** START PROVIDED DATA **

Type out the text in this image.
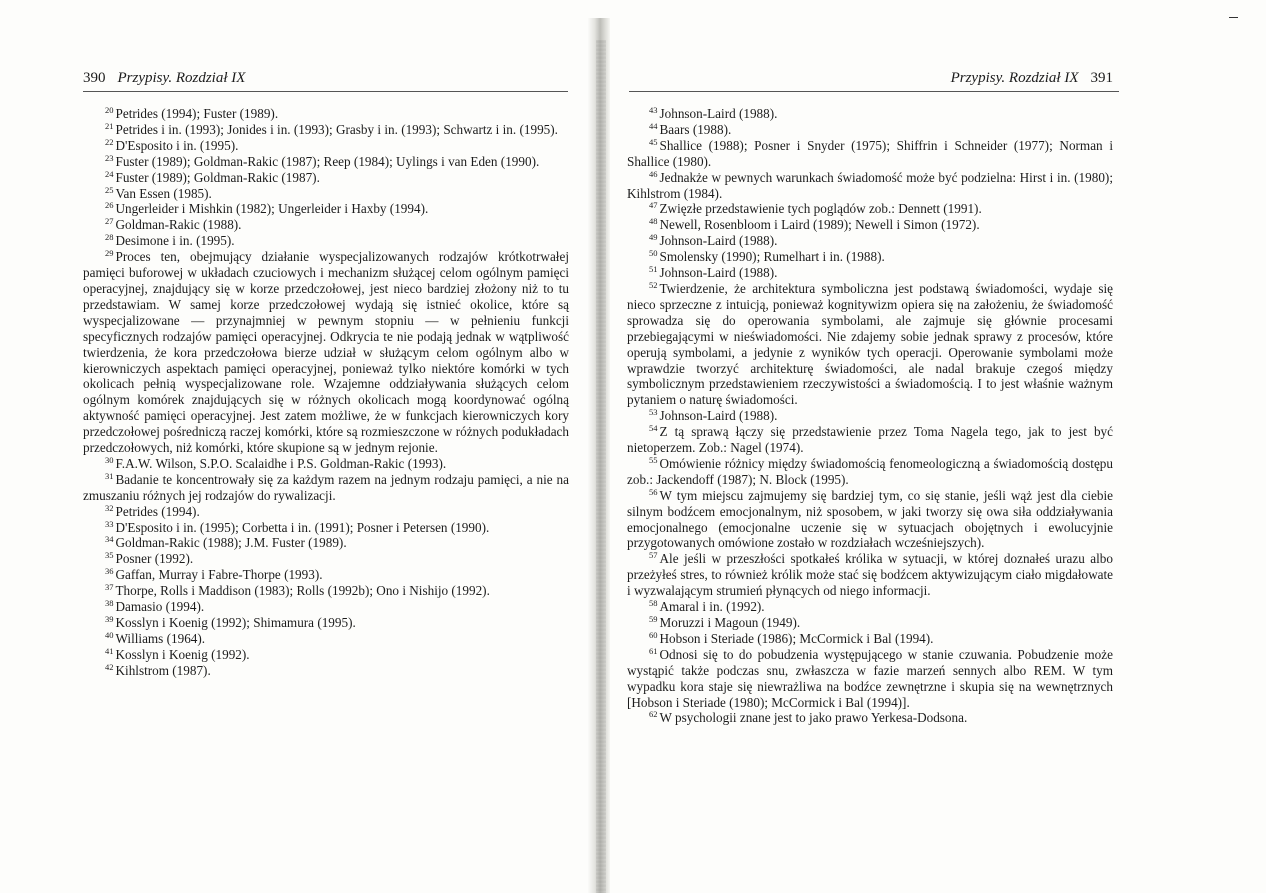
390 Przypisy. Rozdział IX

$^{20}$ Petrides (1994); Fuster (1989).

$^{21}$ Petrides i in. (1993); Jonides i in. (1993); Grasby i in. (1993); Schwartz i in. (1995).

$^{22}$ D'Esposito i in. (1995).

$^{23}$ Fuster (1989); Goldman-Rakic (1987); Reep (1984); Uylings i van Eden (1990).

$^{24}$ Fuster (1989); Goldman-Rakic (1987).

$^{25}$ Van Essen (1985).

$^{26}$ Ungerleider i Mishkin (1982); Ungerleider i Haxby (1994).

$^{27}$ Goldman-Rakic (1988).

$^{28}$ Desimone i in. (1995).

$^{29}$ Proces ten, obejmujący działanie wyspecjalizowanych rodzajów krótkotrwałej pamięci buforowej w układach czuciowych i mechanizm służącej celom ogólnym pamięci operacyjnej, znajdujący się w korze przedczołowej, jest nieco bardziej złożony niż to tu przedstawiam. W samej korze przedczołowej wydają się istnieć okolice, które są wyspecjalizowane — przynajmniej w pewnym stopniu — w pełnieniu funkcji specyficznych rodzajów pamięci operacyjnej. Odkrycia te nie podają jednak w wątpliwość twierdzenia, że kora przedczołowa bierze udział w służącym celom ogólnym albo w kierowniczych aspektach pamięci operacyjnej, ponieważ tylko niektóre komórki w tych okolicach pełnią wyspecjalizowane role. Wzajemne oddziaływania służących celom ogólnym komórek znajdujących się w różnych okolicach mogą koordynować ogólną aktywność pamięci operacyjnej. Jest zatem możliwe, że w funkcjach kierowniczych kory przedczołowej pośredniczą raczej komórki, które są rozmieszczone w różnych podukładach przedczołowych, niż komórki, które skupione są w jednym rejonie.

$^{30}$ F.A.W. Wilson, S.P.O. Scalaidhe i P.S. Goldman-Rakic (1993).

$^{31}$ Badanie te koncentrowały się za każdym razem na jednym rodzaju pamięci, a nie na zmuszaniu różnych jej rodzajów do rywalizacji.

$^{32}$ Petrides (1994).

$^{33}$ D'Esposito i in. (1995); Corbetta i in. (1991); Posner i Petersen (1990).

$^{34}$ Goldman-Rakic (1988); J.M. Fuster (1989).

$^{35}$ Posner (1992).

$^{36}$ Gaffan, Murray i Fabre-Thorpe (1993).

$^{37}$ Thorpe, Rolls i Maddison (1983); Rolls (1992b); Ono i Nishijo (1992).

$^{38}$ Damasio (1994).

$^{39}$ Kosslyn i Koenig (1992); Shimamura (1995).

$^{40}$ Williams (1964).

$^{41}$ Kosslyn i Koenig (1992).

$^{42}$ Kihlstrom (1987).

Przypisy. Rozdział IX 391

$^{43}$ Johnson-Laird (1988).

$^{44}$ Baars (1988).

$^{45}$ Shallice (1988); Posner i Snyder (1975); Shiffrin i Schneider (1977); Norman i Shallice (1980).

$^{46}$ Jednakże w pewnych warunkach świadomość może być podzielna: Hirst i in. (1980); Kihlstrom (1984).

$^{47}$ Zwięzłe przedstawienie tych poglądów zob.: Dennett (1991).

$^{48}$ Newell, Rosenbloom i Laird (1989); Newell i Simon (1972).

$^{49}$ Johnson-Laird (1988).

$^{50}$ Smolensky (1990); Rumelhart i in. (1988).

$^{51}$ Johnson-Laird (1988).

$^{52}$ Twierdzenie, że architektura symboliczna jest podstawą świadomości, wydaje się nieco sprzeczne z intuicją, ponieważ kognitywizm opiera się na założeniu, że świadomość sprowadza się do operowania symbolami, ale zajmuje się głównie procesami przebiegającymi w nieświadomości. Nie zdajemy sobie jednak sprawy z procesów, które operują symbolami, a jedynie z wyników tych operacji. Operowanie symbolami może wprawdzie tworzyć architekturę świadomości, ale nadal brakuje czegoś między symbolicznym przedstawieniem rzeczywistości a świadomością. I to jest właśnie ważnym pytaniem o naturę świadomości.

$^{53}$ Johnson-Laird (1988).

$^{54}$ Z tą sprawą łączy się przedstawienie przez Toma Nagela tego, jak to jest być nietoperzem. Zob.: Nagel (1974).

$^{55}$ Omówienie różnicy między świadomością fenomeologiczną a świadomością dostępu zob.: Jackendoff (1987); N. Block (1995).

$^{56}$ W tym miejscu zajmujemy się bardziej tym, co się stanie, jeśli wąż jest dla ciebie silnym bodźcem emocjonalnym, niż sposobem, w jaki tworzy się owa siła oddziaływania emocjonalnego (emocjonalne uczenie się w sytuacjach obojętnych i ewolucyjnie przygotowanych omówione zostało w rozdziałach wcześniejszych).

$^{57}$ Ale jeśli w przeszłości spotkałeś królika w sytuacji, w której doznałeś urazu albo przeżyłeś stres, to również królik może stać się bodźcem aktywizującym ciało migdałowate i wyzwalającym strumień płynących od niego informacji.

$^{58}$ Amaral i in. (1992).

$^{59}$ Moruzzi i Magoun (1949).

$^{60}$ Hobson i Steriade (1986); McCormick i Bal (1994).

$^{61}$ Odnosi się to do pobudzenia występującego w stanie czuwania. Pobudzenie może wystąpić także podczas snu, zwłaszcza w fazie marzeń sennych albo REM. W tym wypadku kora staje się niewrażliwa na bodźce zewnętrzne i skupia się na wewnętrznych [Hobson i Steriade (1980); McCormick i Bal (1994)].

$^{62}$ W psychologii znane jest to jako prawo Yerkesa-Dodsona.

** END PROVIDED DATA **

### EXERCISE DETAILS
Count the lines of the data that include the string "pamięci", and give only that number.

### FULL ANSWER
2